GIVEN REQUEST - Render all of the rows below as a numbered list, omitting any blank lines.

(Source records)
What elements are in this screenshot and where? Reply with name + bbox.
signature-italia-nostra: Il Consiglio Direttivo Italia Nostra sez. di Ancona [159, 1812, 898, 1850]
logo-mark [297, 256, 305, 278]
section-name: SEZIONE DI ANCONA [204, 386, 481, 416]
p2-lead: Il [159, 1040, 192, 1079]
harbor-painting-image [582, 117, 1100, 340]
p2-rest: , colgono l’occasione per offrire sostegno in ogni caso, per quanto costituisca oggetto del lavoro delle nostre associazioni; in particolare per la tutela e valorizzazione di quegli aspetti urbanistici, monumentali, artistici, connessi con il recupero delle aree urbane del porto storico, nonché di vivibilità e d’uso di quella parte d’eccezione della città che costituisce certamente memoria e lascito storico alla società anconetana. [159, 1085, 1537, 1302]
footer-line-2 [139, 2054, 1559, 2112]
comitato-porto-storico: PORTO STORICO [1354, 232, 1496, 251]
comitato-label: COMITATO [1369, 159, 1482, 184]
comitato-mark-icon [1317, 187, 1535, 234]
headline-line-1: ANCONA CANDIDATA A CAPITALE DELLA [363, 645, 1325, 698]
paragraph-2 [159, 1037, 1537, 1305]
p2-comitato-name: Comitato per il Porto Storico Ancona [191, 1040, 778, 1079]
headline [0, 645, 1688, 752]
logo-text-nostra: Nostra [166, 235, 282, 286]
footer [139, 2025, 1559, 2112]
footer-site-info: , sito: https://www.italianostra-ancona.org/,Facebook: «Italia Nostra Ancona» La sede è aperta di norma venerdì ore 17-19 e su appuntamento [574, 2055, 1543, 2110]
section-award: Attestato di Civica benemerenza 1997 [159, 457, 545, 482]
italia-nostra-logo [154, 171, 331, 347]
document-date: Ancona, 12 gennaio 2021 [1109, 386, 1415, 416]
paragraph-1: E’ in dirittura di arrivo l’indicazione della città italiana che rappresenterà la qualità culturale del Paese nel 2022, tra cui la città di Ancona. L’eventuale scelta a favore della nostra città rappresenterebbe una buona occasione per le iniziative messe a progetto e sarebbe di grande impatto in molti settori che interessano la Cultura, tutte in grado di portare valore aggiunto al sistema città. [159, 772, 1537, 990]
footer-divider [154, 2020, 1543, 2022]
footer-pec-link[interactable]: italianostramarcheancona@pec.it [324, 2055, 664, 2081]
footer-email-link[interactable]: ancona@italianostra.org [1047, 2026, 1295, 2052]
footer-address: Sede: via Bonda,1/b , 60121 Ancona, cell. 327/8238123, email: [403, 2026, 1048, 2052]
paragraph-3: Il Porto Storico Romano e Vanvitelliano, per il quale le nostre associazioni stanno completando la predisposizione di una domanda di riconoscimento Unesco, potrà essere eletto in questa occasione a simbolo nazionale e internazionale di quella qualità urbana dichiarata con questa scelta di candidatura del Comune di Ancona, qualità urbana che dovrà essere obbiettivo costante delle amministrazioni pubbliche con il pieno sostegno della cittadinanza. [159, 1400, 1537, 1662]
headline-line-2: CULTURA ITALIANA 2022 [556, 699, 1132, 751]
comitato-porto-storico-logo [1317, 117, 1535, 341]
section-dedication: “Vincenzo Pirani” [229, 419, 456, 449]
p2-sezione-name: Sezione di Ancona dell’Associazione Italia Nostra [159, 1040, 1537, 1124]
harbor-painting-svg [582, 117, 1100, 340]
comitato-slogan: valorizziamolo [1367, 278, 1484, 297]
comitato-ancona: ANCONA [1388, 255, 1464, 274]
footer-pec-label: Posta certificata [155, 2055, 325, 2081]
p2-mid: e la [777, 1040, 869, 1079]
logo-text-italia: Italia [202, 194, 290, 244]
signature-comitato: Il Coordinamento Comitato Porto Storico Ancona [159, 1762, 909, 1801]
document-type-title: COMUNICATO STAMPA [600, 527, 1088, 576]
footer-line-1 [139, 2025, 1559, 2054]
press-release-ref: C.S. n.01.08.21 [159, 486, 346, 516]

COMPLETE OUTPUT -
1. What elements are in this screenshot and where? Reply with name + bbox.
2. signature-italia-nostra: Il Consiglio Direttivo Italia Nostra sez. di Ancona [159, 1812, 898, 1850]
3. logo-mark [297, 256, 305, 278]
4. section-name: SEZIONE DI ANCONA [204, 386, 481, 416]
5. p2-lead: Il [159, 1040, 192, 1079]
6. harbor-painting-image [582, 117, 1100, 340]
7. p2-rest: , colgono l’occasione per offrire sostegno in ogni caso, per quanto costituisca oggetto del lavoro delle nostre associazioni; in particolare per la tutela e valorizzazione di quegli aspetti urbanistici, monumentali, artistici, connessi con il recupero delle aree urbane del porto storico, nonché di vivibilità e d’uso di quella parte d’eccezione della città che costituisce certamente memoria e lascito storico alla società anconetana. [159, 1085, 1537, 1302]
8. footer-line-2 [139, 2054, 1559, 2112]
9. comitato-porto-storico: PORTO STORICO [1354, 232, 1496, 251]
10. comitato-label: COMITATO [1369, 159, 1482, 184]
11. comitato-mark-icon [1317, 187, 1535, 234]
12. headline-line-1: ANCONA CANDIDATA A CAPITALE DELLA [363, 645, 1325, 698]
13. paragraph-2 [159, 1037, 1537, 1305]
14. p2-comitato-name: Comitato per il Porto Storico Ancona [191, 1040, 778, 1079]
15. headline [0, 645, 1688, 752]
16. logo-text-nostra: Nostra [166, 235, 282, 286]
17. footer [139, 2025, 1559, 2112]
18. footer-site-info: , sito: https://www.italianostra-ancona.org/,Facebook: «Italia Nostra Ancona» La sede è aperta di norma venerdì ore 17-19 e su appuntamento [574, 2055, 1543, 2110]
19. section-award: Attestato di Civica benemerenza 1997 [159, 457, 545, 482]
20. italia-nostra-logo [154, 171, 331, 347]
21. document-date: Ancona, 12 gennaio 2021 [1109, 386, 1415, 416]
22. paragraph-1: E’ in dirittura di arrivo l’indicazione della città italiana che rappresenterà la qualità culturale del Paese nel 2022, tra cui la città di Ancona. L’eventuale scelta a favore della nostra città rappresenterebbe una buona occasione per le iniziative messe a progetto e sarebbe di grande impatto in molti settori che interessano la Cultura, tutte in grado di portare valore aggiunto al sistema città. [159, 772, 1537, 990]
23. footer-divider [154, 2020, 1543, 2022]
24. footer-pec-link[interactable]: italianostramarcheancona@pec.it [324, 2055, 664, 2081]
25. footer-email-link[interactable]: ancona@italianostra.org [1047, 2026, 1295, 2052]
26. footer-address: Sede: via Bonda,1/b , 60121 Ancona, cell. 327/8238123, email: [403, 2026, 1048, 2052]
27. paragraph-3: Il Porto Storico Romano e Vanvitelliano, per il quale le nostre associazioni stanno completando la predisposizione di una domanda di riconoscimento Unesco, potrà essere eletto in questa occasione a simbolo nazionale e internazionale di quella qualità urbana dichiarata con questa scelta di candidatura del Comune di Ancona, qualità urbana che dovrà essere obbiettivo costante delle amministrazioni pubbliche con il pieno sostegno della cittadinanza. [159, 1400, 1537, 1662]
28. headline-line-2: CULTURA ITALIANA 2022 [556, 699, 1132, 751]
29. comitato-porto-storico-logo [1317, 117, 1535, 341]
30. section-dedication: “Vincenzo Pirani” [229, 419, 456, 449]
31. p2-sezione-name: Sezione di Ancona dell’Associazione Italia Nostra [159, 1040, 1537, 1124]
32. harbor-painting-svg [582, 117, 1100, 340]
33. comitato-slogan: valorizziamolo [1367, 278, 1484, 297]
34. comitato-ancona: ANCONA [1388, 255, 1464, 274]
35. footer-pec-label: Posta certificata [155, 2055, 325, 2081]
36. p2-mid: e la [777, 1040, 869, 1079]
37. logo-text-italia: Italia [202, 194, 290, 244]
38. signature-comitato: Il Coordinamento Comitato Porto Storico Ancona [159, 1762, 909, 1801]
39. document-type-title: COMUNICATO STAMPA [600, 527, 1088, 576]
40. footer-line-1 [139, 2025, 1559, 2054]
41. press-release-ref: C.S. n.01.08.21 [159, 486, 346, 516]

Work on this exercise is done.